> TASK:
Look through the entries below and report how many lines hold the string "Development". Only the number is wanted.

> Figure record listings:
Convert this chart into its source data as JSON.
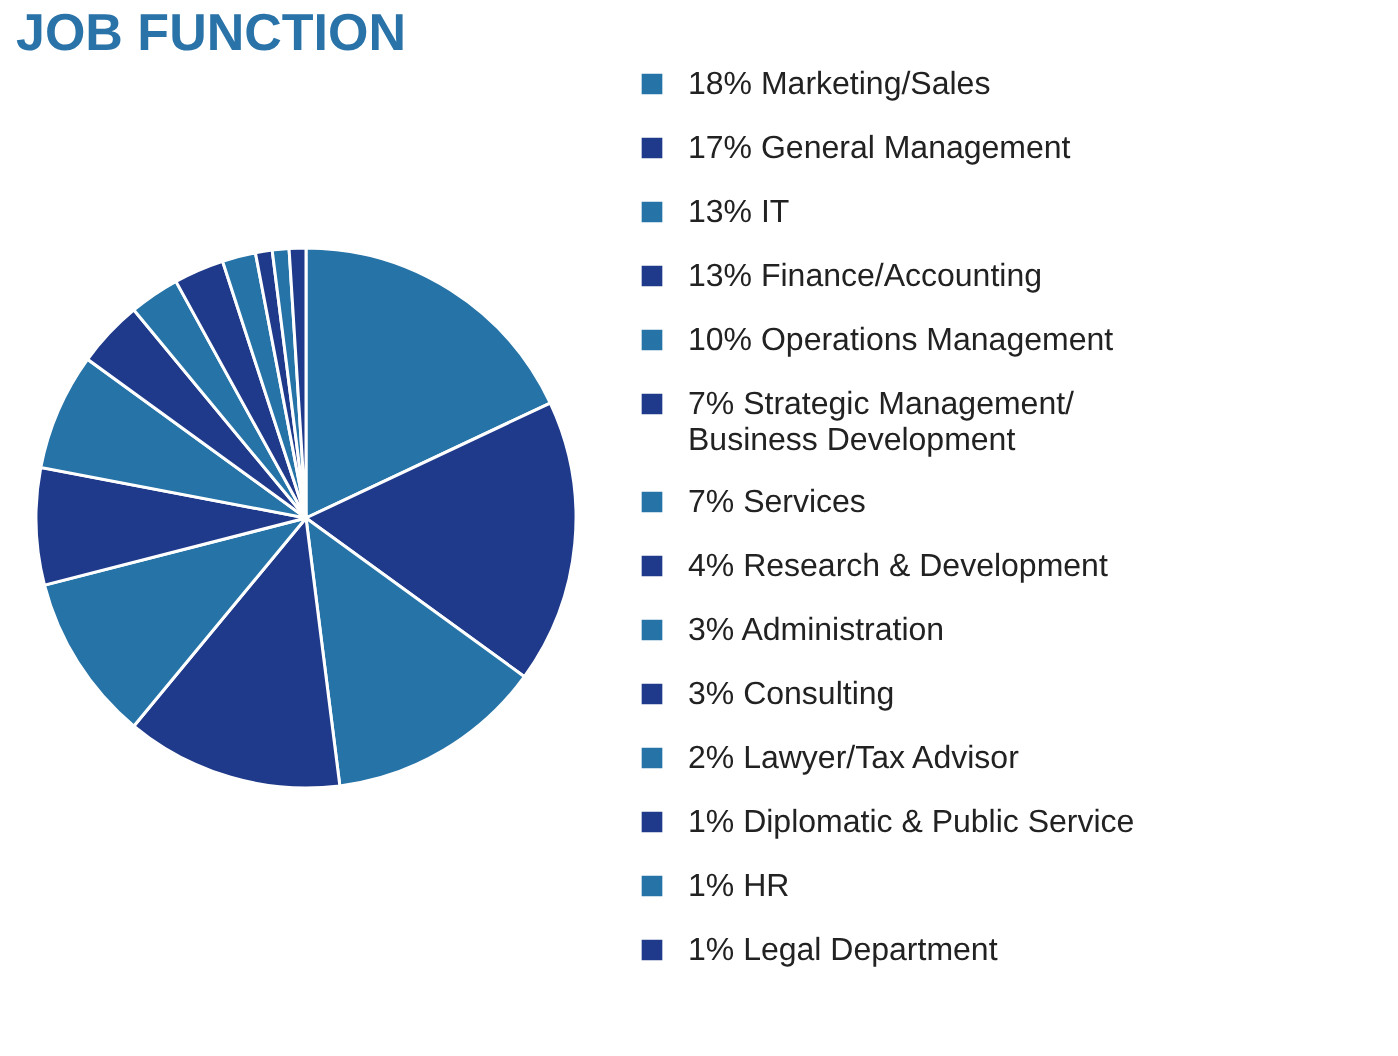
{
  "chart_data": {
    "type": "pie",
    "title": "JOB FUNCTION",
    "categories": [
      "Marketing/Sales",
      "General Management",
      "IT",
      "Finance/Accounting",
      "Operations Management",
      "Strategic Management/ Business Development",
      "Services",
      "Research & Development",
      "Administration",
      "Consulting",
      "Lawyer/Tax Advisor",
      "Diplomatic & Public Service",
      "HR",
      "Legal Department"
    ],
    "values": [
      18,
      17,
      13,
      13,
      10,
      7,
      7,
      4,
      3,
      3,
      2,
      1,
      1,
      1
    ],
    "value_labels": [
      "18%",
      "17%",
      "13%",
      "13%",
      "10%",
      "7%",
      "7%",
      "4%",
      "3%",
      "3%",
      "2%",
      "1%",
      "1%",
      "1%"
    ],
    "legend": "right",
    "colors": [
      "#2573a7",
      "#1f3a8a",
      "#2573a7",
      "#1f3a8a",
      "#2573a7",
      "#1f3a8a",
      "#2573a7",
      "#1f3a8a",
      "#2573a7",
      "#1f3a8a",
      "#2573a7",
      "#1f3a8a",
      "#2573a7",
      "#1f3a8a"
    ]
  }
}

> REPLY:
2